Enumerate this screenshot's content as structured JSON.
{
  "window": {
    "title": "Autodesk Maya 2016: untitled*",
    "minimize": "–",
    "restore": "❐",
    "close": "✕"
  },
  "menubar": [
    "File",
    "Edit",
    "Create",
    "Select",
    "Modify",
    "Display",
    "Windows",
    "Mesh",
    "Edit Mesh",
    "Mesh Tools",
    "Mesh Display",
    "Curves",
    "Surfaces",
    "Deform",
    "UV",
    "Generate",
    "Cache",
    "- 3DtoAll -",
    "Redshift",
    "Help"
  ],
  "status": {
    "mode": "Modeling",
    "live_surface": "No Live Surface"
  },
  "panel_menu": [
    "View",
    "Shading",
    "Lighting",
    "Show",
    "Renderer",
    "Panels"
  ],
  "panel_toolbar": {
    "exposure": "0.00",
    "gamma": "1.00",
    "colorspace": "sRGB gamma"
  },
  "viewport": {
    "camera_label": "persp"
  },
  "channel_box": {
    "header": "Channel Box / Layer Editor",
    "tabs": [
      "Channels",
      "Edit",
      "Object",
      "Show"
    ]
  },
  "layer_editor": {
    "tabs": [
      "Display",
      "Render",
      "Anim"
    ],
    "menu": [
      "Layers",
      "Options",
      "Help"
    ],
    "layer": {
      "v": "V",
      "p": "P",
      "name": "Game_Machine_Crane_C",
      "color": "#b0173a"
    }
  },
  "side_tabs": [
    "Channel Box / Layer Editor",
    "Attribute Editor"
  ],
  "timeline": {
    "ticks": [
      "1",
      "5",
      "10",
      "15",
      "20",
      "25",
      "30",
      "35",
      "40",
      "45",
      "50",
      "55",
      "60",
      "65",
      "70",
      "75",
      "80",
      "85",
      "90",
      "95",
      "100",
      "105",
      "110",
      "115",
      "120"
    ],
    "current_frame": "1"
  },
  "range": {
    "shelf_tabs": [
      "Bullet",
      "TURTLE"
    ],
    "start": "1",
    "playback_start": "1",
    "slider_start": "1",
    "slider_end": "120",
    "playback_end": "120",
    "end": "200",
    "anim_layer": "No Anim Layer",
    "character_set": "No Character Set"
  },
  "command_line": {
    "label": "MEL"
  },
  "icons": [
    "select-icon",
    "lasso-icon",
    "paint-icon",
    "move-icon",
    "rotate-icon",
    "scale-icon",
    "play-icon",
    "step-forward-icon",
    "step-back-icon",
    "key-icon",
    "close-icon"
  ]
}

════════

Write the data out again in full and exactly.

Enumerate this screenshot's content as structured JSON.
{
  "window": {
    "title": "Autodesk Maya 2016: untitled*",
    "minimize": "–",
    "restore": "❐",
    "close": "✕"
  },
  "menubar": [
    "File",
    "Edit",
    "Create",
    "Select",
    "Modify",
    "Display",
    "Windows",
    "Mesh",
    "Edit Mesh",
    "Mesh Tools",
    "Mesh Display",
    "Curves",
    "Surfaces",
    "Deform",
    "UV",
    "Generate",
    "Cache",
    "- 3DtoAll -",
    "Redshift",
    "Help"
  ],
  "status": {
    "mode": "Modeling",
    "live_surface": "No Live Surface"
  },
  "panel_menu": [
    "View",
    "Shading",
    "Lighting",
    "Show",
    "Renderer",
    "Panels"
  ],
  "panel_toolbar": {
    "exposure": "0.00",
    "gamma": "1.00",
    "colorspace": "sRGB gamma"
  },
  "viewport": {
    "camera_label": "persp"
  },
  "channel_box": {
    "header": "Channel Box / Layer Editor",
    "tabs": [
      "Channels",
      "Edit",
      "Object",
      "Show"
    ]
  },
  "layer_editor": {
    "tabs": [
      "Display",
      "Render",
      "Anim"
    ],
    "menu": [
      "Layers",
      "Options",
      "Help"
    ],
    "layer": {
      "v": "V",
      "p": "P",
      "name": "Game_Machine_Crane_C",
      "color": "#b0173a"
    }
  },
  "side_tabs": [
    "Channel Box / Layer Editor",
    "Attribute Editor"
  ],
  "timeline": {
    "ticks": [
      "1",
      "5",
      "10",
      "15",
      "20",
      "25",
      "30",
      "35",
      "40",
      "45",
      "50",
      "55",
      "60",
      "65",
      "70",
      "75",
      "80",
      "85",
      "90",
      "95",
      "100",
      "105",
      "110",
      "115",
      "120"
    ],
    "current_frame": "1"
  },
  "range": {
    "shelf_tabs": [
      "Bullet",
      "TURTLE"
    ],
    "start": "1",
    "playback_start": "1",
    "slider_start": "1",
    "slider_end": "120",
    "playback_end": "120",
    "end": "200",
    "anim_layer": "No Anim Layer",
    "character_set": "No Character Set"
  },
  "command_line": {
    "label": "MEL"
  },
  "icons": [
    "select-icon",
    "lasso-icon",
    "paint-icon",
    "move-icon",
    "rotate-icon",
    "scale-icon",
    "play-icon",
    "step-forward-icon",
    "step-back-icon",
    "key-icon",
    "close-icon"
  ]
}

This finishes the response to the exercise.